Stored data
/---

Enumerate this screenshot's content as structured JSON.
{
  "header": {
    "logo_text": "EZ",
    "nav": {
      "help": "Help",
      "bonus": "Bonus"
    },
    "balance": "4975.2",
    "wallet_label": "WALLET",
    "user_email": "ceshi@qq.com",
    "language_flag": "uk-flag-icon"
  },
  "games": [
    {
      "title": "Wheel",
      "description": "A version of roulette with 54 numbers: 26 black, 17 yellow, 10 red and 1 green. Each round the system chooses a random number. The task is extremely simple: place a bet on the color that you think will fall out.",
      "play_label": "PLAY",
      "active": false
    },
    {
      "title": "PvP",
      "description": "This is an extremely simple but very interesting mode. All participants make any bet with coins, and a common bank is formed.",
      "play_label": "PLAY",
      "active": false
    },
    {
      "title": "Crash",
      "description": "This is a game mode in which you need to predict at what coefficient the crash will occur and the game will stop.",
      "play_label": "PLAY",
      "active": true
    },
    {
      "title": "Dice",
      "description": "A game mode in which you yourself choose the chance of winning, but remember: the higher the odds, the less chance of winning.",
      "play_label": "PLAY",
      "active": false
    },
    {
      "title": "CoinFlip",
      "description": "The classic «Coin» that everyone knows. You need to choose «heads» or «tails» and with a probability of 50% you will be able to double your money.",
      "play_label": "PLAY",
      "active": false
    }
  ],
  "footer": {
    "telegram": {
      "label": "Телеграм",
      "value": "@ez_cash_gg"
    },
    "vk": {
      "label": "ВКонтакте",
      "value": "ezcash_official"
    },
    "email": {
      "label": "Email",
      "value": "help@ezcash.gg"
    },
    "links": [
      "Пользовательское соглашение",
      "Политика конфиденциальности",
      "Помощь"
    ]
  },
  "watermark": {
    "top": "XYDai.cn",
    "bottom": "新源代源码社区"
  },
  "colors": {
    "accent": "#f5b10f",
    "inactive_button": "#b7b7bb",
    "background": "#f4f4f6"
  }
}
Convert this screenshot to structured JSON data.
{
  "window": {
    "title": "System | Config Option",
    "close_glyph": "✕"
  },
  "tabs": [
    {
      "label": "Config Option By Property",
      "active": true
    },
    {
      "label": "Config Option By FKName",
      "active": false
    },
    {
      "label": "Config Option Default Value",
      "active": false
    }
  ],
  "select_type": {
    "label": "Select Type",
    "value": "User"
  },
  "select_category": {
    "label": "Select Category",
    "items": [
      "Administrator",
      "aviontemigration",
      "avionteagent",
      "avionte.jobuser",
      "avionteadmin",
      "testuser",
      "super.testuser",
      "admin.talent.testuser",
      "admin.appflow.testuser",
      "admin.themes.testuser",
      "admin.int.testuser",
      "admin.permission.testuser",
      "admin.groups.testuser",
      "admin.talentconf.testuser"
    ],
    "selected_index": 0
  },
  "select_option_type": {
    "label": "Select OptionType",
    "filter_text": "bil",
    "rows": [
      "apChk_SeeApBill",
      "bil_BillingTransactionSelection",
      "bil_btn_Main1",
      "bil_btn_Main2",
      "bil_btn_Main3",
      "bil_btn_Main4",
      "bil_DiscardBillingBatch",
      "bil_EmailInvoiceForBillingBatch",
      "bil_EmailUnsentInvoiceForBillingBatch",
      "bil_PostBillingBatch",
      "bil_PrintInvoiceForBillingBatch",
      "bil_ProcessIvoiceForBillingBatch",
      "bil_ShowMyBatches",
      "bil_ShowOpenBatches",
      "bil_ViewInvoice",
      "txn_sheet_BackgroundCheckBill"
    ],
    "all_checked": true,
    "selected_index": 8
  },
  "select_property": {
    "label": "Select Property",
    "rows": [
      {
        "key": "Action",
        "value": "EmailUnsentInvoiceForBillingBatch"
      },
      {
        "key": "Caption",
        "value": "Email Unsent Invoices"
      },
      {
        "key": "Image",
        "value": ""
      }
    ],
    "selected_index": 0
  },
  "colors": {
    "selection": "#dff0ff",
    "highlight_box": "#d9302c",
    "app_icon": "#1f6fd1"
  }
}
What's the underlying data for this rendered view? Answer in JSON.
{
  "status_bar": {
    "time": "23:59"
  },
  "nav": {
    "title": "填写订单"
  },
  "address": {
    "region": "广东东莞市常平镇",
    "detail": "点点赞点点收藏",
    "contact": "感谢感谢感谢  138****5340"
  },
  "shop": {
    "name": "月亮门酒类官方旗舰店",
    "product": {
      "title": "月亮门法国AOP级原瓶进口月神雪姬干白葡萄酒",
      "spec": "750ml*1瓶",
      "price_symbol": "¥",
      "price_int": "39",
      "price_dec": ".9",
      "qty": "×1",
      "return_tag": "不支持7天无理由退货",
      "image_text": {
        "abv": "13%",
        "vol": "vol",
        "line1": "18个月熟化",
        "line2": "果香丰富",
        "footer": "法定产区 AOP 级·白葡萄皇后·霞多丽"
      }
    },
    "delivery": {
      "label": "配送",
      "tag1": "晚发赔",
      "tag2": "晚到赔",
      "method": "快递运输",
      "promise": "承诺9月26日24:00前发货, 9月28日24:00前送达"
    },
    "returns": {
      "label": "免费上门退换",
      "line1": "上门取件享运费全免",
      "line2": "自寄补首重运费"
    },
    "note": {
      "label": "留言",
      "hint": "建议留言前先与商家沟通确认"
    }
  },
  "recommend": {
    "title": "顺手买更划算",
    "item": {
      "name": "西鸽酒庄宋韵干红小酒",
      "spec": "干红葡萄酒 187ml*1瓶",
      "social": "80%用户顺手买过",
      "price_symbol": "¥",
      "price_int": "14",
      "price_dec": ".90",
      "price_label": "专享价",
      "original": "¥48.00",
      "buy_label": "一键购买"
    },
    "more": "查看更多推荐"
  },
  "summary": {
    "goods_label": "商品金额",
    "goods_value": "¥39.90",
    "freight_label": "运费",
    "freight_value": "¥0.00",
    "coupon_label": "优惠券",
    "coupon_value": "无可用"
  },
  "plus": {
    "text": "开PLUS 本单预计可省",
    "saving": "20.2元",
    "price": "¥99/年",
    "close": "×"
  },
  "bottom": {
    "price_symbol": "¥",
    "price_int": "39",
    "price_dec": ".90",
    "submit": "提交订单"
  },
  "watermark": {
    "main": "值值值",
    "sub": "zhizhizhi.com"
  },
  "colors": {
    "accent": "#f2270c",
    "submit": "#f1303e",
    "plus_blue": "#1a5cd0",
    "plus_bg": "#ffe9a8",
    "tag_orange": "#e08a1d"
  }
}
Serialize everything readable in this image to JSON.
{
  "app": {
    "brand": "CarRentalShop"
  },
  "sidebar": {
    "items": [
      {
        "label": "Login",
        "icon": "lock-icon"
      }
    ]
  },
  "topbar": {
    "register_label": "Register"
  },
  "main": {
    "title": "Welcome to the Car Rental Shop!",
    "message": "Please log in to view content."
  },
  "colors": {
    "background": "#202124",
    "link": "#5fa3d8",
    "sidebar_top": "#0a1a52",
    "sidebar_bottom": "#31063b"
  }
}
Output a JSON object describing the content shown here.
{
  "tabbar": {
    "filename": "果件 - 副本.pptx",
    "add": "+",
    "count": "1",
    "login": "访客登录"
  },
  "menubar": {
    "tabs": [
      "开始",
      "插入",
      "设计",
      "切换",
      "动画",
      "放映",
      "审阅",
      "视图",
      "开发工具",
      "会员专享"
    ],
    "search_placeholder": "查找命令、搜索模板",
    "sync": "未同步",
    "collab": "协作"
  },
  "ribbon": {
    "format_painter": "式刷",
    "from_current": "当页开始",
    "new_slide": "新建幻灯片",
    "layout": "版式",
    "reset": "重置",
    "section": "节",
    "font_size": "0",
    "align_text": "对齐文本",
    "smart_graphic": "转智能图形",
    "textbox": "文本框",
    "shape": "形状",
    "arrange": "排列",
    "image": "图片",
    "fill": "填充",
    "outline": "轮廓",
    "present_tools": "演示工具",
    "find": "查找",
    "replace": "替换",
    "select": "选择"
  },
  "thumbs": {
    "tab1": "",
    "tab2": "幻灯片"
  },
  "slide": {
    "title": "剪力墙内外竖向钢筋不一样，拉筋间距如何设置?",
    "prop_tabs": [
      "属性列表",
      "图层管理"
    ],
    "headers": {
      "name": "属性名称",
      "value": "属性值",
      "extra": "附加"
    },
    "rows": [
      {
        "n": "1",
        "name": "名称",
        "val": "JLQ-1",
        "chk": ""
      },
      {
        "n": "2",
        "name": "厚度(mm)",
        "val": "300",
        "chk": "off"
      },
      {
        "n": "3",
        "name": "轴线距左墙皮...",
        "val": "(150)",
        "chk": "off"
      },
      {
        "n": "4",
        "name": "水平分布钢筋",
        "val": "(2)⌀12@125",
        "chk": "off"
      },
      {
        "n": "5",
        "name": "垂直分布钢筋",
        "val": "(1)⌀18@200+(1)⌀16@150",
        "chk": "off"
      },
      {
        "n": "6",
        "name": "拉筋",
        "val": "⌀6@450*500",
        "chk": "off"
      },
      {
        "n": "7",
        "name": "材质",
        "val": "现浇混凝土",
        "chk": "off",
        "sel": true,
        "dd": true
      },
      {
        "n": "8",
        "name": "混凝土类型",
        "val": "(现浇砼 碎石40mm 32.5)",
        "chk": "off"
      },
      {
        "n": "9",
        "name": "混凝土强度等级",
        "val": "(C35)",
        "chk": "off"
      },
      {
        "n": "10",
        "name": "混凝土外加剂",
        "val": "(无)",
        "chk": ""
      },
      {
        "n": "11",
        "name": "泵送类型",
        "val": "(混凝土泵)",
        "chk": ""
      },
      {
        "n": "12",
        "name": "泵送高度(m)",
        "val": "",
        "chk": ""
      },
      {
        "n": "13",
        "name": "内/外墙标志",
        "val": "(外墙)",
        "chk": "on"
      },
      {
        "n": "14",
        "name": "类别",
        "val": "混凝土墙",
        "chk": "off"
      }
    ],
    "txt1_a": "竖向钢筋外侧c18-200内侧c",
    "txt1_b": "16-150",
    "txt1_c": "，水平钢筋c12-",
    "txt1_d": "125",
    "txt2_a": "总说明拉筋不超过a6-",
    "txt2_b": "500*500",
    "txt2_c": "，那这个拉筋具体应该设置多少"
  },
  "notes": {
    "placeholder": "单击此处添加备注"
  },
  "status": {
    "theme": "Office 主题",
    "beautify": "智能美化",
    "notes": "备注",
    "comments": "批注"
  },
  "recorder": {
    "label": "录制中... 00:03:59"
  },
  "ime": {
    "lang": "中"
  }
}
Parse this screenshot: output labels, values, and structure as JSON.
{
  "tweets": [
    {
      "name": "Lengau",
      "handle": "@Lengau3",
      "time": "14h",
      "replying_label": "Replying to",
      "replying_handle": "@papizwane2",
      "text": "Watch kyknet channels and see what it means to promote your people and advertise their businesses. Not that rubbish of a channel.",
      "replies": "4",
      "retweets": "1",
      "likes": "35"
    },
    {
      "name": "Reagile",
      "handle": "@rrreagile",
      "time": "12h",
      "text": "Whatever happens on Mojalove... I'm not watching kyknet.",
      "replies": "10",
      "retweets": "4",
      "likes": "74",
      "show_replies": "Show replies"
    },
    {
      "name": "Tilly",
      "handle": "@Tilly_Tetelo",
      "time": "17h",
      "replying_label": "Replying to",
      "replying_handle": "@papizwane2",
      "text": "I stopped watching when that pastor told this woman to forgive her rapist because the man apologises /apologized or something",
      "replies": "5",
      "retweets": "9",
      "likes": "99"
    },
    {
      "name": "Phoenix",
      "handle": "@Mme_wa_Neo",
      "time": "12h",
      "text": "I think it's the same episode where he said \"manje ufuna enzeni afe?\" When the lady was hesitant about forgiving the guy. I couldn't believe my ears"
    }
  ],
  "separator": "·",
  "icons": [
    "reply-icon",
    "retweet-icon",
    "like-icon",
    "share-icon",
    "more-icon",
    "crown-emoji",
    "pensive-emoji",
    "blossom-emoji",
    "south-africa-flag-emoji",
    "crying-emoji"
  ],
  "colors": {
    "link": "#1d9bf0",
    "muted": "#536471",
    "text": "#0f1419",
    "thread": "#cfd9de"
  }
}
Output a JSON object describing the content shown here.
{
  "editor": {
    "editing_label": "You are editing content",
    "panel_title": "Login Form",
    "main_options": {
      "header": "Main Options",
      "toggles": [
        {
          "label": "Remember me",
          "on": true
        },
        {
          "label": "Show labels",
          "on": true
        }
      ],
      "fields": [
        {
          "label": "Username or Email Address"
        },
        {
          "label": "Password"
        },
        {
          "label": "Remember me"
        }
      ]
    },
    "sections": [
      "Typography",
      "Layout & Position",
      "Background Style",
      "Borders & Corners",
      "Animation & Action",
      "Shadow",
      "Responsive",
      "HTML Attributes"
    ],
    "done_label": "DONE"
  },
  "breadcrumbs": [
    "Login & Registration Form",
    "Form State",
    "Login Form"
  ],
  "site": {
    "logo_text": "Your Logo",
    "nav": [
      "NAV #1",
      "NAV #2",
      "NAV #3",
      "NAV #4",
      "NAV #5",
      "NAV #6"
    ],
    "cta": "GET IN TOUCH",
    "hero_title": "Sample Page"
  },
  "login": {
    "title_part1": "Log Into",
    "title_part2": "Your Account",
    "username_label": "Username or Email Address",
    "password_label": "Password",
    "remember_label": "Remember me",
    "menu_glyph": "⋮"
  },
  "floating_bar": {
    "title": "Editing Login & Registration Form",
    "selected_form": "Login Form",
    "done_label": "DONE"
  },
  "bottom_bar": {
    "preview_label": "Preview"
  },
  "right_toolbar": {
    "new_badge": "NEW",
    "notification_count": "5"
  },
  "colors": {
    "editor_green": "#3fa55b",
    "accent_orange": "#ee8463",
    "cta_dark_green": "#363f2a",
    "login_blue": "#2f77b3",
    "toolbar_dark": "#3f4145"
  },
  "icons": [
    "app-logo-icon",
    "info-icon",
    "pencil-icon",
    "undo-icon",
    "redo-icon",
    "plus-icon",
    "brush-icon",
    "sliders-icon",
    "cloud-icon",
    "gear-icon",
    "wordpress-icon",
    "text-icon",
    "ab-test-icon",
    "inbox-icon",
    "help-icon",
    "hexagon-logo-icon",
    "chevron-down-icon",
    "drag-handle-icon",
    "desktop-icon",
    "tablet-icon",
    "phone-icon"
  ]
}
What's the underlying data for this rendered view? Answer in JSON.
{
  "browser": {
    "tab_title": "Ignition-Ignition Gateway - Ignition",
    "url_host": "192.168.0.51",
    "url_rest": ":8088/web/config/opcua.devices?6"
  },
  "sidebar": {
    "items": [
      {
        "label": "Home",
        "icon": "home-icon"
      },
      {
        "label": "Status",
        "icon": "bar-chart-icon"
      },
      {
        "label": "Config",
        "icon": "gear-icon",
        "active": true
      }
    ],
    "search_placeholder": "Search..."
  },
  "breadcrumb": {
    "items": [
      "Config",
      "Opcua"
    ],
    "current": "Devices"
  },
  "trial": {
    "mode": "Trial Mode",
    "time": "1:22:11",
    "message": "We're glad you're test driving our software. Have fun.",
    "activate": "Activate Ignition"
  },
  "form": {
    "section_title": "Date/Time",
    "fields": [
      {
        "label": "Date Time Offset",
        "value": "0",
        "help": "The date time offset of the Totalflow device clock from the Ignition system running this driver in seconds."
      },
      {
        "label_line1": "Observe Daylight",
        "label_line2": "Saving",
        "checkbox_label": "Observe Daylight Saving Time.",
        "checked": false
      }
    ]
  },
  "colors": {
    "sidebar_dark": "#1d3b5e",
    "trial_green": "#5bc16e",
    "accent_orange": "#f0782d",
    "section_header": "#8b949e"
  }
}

\---

Write out every line of the entries that holds the word "structured".

Enumerate this screenshot's content as structured JSON.
Convert this screenshot to structured JSON data.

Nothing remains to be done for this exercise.